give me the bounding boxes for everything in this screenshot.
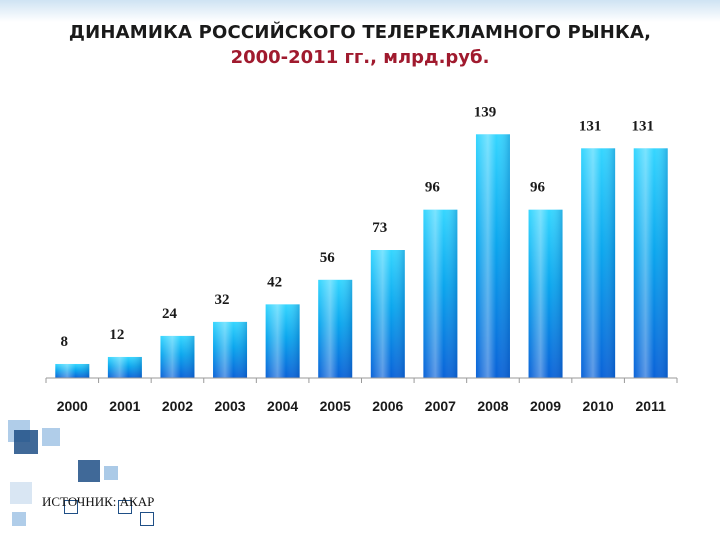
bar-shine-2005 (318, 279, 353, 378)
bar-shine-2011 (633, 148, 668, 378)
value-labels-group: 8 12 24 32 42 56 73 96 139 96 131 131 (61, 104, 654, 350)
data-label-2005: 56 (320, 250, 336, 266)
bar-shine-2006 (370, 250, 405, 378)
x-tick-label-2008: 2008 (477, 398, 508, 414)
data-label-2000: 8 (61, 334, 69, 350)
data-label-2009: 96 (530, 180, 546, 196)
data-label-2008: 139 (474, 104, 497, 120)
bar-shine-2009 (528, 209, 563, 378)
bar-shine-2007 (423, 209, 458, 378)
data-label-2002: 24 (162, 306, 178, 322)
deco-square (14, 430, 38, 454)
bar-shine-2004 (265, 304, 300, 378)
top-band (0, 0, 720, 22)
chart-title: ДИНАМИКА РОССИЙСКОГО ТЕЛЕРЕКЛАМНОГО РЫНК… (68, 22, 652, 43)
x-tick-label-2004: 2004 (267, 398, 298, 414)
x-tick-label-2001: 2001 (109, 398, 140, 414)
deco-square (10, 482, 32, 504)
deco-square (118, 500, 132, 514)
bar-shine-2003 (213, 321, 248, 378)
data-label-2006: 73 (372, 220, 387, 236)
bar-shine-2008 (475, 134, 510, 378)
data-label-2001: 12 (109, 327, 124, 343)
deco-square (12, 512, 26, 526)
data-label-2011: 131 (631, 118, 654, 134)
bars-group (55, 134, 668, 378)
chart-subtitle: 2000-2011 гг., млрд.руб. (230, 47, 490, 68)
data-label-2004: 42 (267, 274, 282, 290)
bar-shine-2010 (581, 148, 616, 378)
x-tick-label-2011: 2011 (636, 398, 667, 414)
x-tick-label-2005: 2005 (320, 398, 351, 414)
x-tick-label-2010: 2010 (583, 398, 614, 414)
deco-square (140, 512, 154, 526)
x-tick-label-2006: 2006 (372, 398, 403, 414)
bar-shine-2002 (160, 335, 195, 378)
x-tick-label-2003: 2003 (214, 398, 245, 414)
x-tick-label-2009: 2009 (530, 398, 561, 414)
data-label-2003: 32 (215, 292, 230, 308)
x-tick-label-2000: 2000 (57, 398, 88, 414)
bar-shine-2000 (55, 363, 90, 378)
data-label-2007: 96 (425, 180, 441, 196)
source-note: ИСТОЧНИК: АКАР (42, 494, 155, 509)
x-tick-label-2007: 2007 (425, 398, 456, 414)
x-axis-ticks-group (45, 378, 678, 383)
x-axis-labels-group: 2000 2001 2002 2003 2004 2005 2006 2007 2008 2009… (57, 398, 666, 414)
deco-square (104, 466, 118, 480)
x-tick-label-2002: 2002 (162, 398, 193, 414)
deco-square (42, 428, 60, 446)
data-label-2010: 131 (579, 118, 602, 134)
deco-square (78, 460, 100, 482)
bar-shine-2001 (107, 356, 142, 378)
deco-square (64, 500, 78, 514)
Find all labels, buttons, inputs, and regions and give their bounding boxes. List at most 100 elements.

==

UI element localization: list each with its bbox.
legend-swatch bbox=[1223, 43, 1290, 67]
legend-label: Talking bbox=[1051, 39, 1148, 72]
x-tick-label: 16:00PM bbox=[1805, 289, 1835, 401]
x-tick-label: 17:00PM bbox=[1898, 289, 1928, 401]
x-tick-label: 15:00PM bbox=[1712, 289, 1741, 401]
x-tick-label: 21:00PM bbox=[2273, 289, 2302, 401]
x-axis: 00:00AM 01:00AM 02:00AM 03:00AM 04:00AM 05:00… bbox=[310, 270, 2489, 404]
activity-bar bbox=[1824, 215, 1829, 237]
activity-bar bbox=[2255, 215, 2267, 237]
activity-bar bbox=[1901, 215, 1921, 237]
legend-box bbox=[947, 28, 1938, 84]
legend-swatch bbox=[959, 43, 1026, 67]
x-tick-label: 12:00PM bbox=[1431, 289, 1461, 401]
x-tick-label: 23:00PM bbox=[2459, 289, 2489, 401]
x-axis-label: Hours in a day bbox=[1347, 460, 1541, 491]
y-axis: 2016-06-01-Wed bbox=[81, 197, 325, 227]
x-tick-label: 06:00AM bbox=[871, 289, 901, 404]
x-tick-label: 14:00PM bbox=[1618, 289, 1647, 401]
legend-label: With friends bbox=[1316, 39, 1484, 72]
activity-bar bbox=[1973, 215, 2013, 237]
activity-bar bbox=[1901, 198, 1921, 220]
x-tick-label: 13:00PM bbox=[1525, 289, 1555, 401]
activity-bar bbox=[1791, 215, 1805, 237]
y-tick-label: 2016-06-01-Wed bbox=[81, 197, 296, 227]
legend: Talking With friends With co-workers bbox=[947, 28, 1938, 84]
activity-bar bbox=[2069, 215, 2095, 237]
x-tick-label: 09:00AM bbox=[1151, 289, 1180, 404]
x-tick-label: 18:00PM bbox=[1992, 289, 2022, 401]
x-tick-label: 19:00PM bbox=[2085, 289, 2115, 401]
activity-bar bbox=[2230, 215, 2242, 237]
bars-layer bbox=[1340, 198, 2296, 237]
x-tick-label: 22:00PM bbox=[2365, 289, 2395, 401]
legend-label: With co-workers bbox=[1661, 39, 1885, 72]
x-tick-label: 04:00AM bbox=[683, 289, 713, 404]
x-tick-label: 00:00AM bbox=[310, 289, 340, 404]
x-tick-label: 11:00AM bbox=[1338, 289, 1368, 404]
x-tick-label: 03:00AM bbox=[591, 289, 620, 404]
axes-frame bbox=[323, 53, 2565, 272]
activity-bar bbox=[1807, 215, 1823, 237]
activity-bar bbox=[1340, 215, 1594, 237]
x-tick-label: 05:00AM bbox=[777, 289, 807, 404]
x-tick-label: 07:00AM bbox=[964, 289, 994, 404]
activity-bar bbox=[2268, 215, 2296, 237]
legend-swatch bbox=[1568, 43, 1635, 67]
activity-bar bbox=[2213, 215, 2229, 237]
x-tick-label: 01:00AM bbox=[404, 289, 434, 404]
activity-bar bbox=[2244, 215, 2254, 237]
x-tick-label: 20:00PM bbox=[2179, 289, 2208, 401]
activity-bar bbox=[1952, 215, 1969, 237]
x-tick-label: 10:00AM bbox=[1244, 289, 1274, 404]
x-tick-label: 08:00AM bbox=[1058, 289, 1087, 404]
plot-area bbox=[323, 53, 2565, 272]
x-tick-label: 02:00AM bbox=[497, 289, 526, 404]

* * *

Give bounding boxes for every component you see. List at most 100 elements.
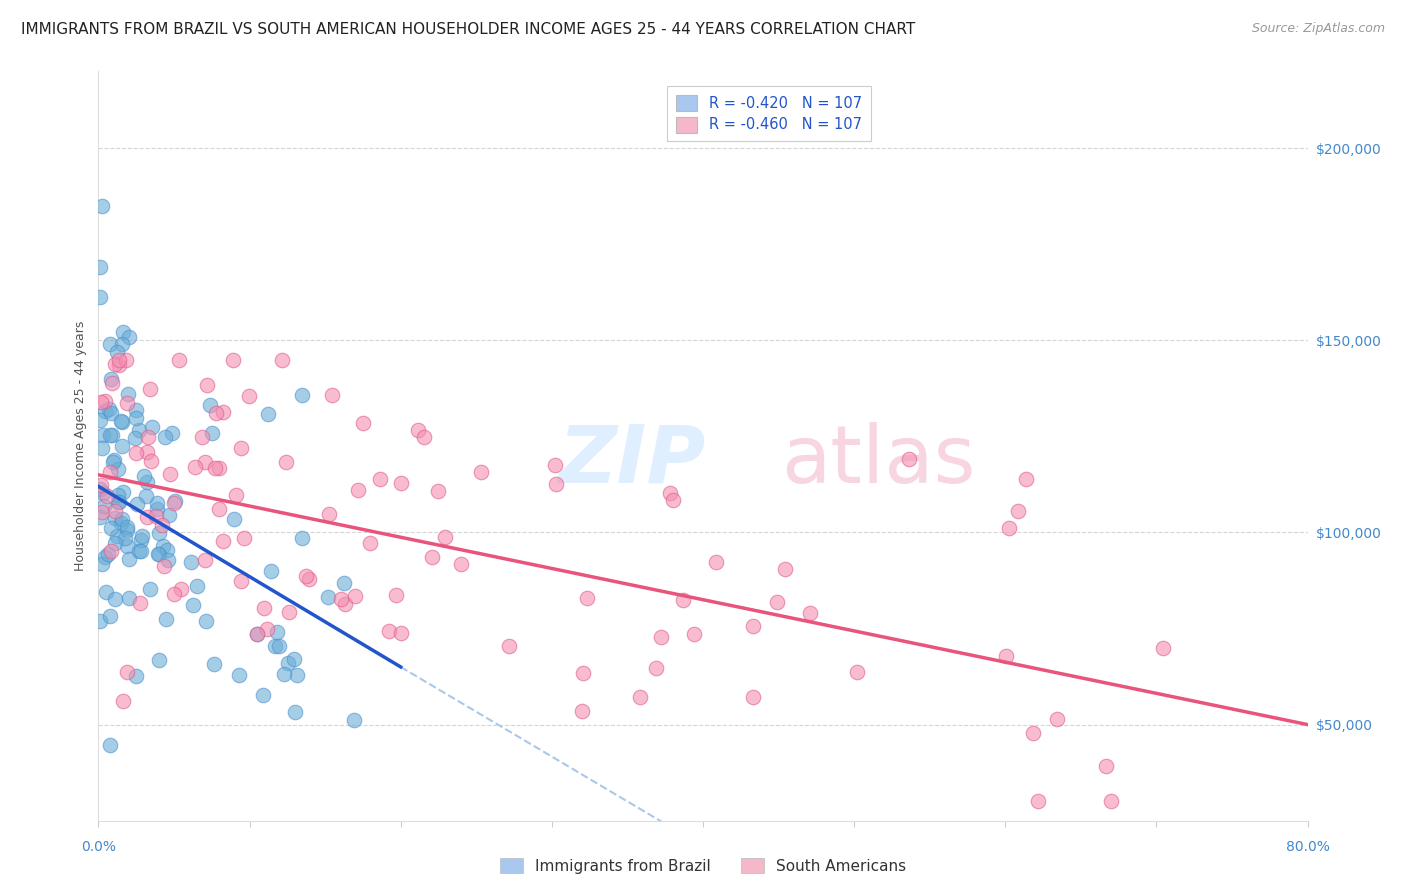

## Exercise details
Starting at the line that contains "give me the" and ending at the line that contains "data-label-2005: 56 (320, 250, 336, 266)", switch "bar-shine" to "bar-highlight" and give those lines of data back with nothing else altered. Leave the pictures out.

## Written answer
give me the bounding boxes for everything in this screenshot.
bar-highlight-2005 (318, 279, 353, 378)
bar-highlight-2011 (633, 148, 668, 378)
value-labels-group: 8 12 24 32 42 56 73 96 139 96 131 131 (61, 104, 654, 350)
data-label-2005: 56 (320, 250, 336, 266)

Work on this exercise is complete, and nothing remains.